What this task involves - Only lines with the string "DOLLARS" matter here; gather them from the material below.

Recorded information -
+ + +

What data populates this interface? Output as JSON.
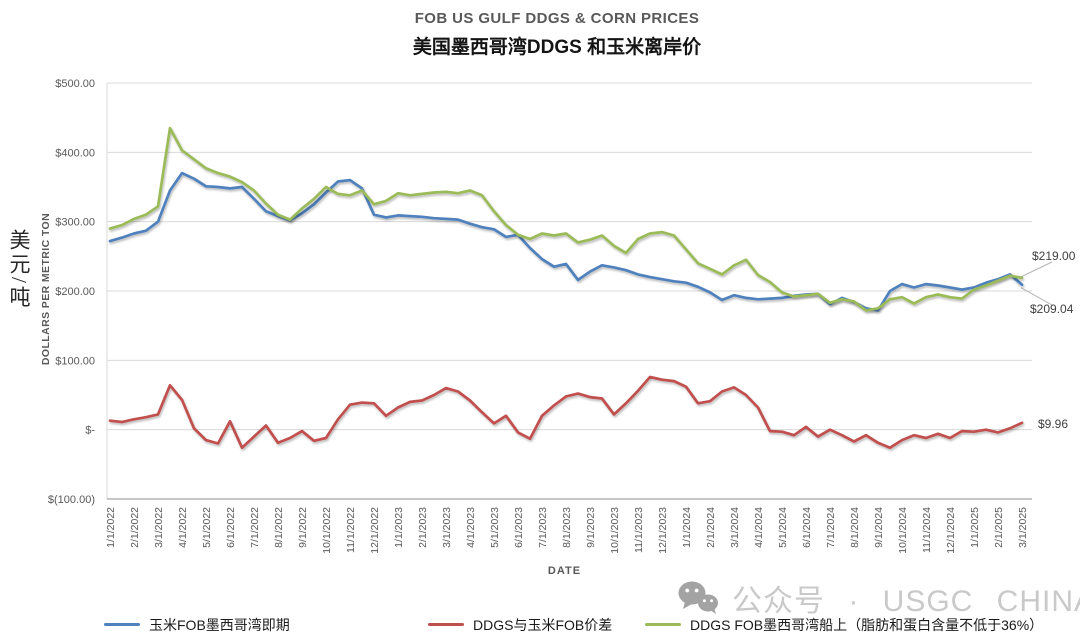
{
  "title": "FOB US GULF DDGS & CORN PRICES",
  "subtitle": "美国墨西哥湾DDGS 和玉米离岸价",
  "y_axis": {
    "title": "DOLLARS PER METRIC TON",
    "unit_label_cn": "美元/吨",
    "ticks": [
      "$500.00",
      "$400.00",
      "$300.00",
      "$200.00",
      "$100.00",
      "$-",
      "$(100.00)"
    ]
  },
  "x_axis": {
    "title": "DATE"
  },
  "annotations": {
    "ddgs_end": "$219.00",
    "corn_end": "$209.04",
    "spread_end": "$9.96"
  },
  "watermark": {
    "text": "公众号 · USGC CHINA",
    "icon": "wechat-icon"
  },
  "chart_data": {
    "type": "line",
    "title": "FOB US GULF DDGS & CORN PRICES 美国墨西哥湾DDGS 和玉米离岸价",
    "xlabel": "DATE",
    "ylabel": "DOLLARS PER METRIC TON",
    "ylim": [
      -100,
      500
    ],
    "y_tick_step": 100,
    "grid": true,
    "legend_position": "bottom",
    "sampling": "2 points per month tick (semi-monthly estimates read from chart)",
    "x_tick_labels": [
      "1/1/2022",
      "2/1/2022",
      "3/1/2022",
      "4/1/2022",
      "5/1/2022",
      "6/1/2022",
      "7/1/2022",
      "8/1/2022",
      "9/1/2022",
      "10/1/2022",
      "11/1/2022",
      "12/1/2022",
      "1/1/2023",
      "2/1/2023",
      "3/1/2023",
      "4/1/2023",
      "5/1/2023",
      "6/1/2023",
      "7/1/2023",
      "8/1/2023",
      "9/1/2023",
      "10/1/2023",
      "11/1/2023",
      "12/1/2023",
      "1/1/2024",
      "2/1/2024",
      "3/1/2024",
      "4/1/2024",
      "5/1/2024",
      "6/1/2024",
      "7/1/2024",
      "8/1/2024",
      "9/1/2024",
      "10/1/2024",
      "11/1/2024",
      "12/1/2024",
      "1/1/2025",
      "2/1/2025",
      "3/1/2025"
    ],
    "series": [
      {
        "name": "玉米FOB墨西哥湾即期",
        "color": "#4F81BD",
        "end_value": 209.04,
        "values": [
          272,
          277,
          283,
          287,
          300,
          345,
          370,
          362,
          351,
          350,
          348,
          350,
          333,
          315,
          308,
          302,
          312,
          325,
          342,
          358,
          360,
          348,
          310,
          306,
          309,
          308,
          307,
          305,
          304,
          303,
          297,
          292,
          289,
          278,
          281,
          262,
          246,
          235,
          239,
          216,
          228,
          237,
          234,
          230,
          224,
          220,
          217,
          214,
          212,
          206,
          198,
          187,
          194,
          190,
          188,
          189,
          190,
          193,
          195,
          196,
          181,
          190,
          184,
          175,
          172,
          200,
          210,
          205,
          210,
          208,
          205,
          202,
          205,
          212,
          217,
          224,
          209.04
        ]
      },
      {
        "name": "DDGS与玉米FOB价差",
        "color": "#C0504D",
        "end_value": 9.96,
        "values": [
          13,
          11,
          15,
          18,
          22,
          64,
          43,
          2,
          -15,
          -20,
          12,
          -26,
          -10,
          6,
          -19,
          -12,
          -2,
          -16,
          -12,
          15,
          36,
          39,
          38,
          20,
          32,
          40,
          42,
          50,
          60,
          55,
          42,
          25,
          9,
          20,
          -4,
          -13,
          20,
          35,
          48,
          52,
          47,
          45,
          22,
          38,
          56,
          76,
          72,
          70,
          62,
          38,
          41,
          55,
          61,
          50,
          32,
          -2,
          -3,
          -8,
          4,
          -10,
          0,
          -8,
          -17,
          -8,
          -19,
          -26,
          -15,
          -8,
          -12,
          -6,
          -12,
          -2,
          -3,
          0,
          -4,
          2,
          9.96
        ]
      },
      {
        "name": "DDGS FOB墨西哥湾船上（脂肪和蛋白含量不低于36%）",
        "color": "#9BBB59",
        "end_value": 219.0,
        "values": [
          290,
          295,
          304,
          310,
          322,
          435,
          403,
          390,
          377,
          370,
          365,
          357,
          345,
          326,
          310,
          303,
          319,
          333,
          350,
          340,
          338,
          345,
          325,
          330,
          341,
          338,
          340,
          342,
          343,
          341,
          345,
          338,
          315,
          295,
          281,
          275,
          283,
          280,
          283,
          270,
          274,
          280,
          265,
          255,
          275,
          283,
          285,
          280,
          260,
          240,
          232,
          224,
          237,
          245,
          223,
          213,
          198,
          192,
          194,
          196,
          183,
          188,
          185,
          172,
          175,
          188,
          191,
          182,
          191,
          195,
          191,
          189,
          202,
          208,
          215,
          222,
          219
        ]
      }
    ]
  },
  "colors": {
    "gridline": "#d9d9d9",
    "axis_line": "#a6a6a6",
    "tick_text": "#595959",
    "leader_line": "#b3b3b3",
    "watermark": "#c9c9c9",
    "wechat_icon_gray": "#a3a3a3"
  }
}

+ + +

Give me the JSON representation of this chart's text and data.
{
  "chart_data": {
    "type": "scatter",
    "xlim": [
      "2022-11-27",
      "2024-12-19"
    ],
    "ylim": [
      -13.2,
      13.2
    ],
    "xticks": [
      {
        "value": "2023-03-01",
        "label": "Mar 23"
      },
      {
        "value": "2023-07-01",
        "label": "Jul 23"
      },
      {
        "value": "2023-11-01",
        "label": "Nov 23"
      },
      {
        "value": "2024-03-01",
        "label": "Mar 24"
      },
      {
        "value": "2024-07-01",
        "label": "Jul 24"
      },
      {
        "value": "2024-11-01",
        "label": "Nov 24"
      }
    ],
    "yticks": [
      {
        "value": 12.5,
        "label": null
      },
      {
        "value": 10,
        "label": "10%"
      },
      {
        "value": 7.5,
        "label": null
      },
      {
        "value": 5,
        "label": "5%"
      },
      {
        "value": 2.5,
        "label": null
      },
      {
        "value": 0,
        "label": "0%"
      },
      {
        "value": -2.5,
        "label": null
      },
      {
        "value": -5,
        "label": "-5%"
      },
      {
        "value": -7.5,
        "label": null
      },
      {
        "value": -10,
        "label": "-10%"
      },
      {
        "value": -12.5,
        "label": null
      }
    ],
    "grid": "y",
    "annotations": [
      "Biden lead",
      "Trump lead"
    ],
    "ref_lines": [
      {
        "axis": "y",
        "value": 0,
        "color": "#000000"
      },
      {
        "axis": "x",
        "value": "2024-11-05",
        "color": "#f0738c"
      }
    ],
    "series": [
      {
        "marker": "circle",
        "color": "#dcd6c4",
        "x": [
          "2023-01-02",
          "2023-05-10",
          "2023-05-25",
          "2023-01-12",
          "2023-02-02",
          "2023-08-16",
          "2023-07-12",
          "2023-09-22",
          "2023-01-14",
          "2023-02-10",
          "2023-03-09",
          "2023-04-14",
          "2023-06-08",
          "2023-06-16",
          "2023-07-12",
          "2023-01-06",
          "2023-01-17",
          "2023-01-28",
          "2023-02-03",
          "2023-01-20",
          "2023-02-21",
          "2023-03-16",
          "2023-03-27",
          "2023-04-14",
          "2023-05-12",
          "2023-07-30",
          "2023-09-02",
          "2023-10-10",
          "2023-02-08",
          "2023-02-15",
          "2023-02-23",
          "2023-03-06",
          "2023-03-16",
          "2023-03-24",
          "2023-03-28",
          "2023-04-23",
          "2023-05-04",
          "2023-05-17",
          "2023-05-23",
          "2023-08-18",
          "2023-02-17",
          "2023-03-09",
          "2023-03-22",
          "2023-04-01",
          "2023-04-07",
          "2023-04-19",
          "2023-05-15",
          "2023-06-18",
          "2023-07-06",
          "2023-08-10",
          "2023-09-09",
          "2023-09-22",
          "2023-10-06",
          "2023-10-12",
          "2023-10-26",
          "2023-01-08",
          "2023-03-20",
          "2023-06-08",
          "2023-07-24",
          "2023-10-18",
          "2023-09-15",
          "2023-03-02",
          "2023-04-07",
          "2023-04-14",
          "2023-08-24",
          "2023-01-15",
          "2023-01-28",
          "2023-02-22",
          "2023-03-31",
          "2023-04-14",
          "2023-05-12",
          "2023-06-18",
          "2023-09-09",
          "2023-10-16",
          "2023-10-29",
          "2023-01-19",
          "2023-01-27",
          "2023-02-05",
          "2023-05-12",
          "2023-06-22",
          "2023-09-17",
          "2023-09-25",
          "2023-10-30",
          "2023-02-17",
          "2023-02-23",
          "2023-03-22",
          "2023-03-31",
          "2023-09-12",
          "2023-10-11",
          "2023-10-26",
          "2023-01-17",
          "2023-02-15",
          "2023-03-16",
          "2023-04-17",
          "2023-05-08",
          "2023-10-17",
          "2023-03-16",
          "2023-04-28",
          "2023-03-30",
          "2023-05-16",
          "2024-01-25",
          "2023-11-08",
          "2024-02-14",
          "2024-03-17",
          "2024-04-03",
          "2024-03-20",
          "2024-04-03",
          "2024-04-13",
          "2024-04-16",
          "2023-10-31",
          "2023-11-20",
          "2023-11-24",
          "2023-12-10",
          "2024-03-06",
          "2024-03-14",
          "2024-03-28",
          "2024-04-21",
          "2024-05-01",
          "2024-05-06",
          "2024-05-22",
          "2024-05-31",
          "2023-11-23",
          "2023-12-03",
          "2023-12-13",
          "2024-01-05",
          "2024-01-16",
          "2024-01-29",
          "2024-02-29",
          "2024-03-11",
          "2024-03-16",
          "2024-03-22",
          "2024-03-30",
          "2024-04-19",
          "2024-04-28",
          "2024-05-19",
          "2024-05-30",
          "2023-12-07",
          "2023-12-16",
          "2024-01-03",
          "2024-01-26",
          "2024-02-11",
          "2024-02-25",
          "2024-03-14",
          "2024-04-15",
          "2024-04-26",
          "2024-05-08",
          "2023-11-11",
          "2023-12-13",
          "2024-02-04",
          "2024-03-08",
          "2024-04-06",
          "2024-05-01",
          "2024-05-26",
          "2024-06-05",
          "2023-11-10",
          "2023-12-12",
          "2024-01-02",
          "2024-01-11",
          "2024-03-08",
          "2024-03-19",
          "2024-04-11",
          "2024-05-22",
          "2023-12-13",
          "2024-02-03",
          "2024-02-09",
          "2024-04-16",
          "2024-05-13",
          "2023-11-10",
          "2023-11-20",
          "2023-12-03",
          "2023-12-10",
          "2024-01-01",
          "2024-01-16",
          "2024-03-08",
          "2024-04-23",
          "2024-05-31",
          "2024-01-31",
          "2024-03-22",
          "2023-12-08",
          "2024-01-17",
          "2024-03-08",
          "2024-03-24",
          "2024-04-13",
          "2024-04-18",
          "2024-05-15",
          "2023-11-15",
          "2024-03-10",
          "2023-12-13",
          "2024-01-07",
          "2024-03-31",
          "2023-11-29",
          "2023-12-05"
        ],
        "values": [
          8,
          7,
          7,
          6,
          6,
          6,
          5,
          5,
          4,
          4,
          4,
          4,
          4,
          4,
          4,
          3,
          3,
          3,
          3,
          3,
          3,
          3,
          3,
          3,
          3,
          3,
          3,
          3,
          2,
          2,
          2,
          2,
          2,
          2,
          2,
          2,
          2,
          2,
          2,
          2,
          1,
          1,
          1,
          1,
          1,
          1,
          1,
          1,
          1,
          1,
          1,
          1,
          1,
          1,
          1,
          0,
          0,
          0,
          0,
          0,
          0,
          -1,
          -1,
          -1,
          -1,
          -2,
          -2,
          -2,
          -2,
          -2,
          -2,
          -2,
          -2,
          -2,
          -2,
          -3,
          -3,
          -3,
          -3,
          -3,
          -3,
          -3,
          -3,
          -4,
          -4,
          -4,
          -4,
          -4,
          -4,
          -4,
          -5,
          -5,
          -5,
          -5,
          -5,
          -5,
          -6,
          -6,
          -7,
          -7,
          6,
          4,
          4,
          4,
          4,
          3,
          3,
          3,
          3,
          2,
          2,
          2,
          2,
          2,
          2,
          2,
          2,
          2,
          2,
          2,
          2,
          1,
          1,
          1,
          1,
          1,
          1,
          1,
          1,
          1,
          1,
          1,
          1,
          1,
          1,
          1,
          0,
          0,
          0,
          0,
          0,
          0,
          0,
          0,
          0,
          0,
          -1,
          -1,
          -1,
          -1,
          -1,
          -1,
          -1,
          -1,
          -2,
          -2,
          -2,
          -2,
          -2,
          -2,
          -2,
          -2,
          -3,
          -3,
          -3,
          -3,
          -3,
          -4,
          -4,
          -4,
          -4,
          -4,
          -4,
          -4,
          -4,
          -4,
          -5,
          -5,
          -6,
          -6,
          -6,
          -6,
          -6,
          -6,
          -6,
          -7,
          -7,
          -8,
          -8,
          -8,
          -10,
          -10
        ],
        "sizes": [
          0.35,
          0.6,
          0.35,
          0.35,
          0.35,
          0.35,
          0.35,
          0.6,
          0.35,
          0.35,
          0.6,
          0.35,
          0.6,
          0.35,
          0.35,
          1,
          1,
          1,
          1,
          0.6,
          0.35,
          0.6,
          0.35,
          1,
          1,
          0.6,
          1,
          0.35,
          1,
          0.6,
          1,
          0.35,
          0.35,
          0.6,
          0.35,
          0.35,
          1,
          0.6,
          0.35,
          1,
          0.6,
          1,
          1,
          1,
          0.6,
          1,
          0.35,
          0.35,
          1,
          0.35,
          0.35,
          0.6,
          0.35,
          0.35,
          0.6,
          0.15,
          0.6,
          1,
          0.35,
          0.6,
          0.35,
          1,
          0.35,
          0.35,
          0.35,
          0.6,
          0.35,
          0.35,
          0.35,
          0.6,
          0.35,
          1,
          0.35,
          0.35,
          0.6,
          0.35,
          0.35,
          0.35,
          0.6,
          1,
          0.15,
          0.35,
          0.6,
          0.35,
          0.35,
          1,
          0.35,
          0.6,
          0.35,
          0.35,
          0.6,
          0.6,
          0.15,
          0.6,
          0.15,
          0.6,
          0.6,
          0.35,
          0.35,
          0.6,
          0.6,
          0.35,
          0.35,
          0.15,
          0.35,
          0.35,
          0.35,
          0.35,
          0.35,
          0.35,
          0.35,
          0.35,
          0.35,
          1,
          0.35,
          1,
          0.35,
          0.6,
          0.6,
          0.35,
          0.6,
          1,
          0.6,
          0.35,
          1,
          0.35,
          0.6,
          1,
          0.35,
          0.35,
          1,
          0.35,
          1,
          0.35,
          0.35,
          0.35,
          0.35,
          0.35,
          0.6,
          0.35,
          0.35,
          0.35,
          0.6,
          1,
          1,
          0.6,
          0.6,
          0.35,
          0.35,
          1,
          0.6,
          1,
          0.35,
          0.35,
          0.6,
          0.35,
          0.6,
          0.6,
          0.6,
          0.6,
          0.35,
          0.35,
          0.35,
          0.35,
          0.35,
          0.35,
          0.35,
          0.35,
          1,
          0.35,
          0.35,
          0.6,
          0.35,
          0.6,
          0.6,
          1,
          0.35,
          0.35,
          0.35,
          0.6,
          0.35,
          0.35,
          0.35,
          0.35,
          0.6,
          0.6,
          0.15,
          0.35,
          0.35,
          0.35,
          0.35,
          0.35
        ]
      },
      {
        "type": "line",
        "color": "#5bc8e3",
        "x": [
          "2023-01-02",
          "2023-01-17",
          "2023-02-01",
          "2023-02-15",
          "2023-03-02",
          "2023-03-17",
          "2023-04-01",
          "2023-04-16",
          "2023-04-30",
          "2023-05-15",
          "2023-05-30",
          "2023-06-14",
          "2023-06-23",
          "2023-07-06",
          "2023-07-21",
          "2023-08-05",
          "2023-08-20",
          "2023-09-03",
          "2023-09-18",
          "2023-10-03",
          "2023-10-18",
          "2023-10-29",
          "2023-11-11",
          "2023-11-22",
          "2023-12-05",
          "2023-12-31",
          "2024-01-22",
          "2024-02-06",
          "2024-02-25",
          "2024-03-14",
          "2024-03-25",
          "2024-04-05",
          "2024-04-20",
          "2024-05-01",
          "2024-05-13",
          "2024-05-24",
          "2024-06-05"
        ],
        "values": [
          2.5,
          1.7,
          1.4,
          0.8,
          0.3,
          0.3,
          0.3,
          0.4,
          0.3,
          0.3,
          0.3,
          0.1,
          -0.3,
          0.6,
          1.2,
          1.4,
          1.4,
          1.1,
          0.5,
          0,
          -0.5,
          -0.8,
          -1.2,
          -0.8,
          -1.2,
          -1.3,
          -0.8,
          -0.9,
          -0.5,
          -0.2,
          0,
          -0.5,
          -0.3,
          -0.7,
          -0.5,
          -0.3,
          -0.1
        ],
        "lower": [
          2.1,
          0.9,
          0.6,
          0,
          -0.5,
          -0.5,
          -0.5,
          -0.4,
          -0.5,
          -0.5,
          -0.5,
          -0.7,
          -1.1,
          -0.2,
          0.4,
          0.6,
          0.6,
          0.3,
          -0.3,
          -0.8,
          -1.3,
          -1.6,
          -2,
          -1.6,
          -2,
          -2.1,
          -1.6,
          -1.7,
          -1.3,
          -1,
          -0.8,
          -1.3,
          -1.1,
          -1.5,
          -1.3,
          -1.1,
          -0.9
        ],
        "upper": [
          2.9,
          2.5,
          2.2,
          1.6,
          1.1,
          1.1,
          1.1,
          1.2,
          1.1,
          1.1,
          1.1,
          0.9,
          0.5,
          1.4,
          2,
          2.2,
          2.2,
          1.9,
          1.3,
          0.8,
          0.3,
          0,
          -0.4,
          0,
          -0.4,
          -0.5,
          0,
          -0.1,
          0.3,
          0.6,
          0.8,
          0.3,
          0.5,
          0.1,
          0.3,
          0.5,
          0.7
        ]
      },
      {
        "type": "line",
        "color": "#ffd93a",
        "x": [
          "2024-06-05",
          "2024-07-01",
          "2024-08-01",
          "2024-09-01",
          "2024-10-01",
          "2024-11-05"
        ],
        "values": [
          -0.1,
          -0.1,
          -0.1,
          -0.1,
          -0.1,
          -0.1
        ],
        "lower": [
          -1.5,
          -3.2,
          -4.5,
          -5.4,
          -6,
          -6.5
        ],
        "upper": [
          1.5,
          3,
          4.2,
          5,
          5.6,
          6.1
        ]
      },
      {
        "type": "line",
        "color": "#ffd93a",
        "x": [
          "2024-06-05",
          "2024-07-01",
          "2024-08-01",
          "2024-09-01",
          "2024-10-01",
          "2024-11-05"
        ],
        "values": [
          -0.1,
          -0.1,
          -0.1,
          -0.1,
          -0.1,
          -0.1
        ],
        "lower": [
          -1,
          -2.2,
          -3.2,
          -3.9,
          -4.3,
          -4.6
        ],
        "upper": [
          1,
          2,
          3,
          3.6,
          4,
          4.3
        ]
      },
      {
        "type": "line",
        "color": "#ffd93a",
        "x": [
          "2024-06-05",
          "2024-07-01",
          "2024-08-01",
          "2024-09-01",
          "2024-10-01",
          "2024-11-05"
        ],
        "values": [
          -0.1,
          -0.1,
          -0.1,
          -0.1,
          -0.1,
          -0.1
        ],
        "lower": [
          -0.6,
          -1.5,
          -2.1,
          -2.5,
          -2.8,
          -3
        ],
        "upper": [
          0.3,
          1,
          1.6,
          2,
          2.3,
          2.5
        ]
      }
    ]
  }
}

+ + +

Complete answer -
    "title": "DOLLARS PER METRIC TON",
    "ylabel": "DOLLARS PER METRIC TON",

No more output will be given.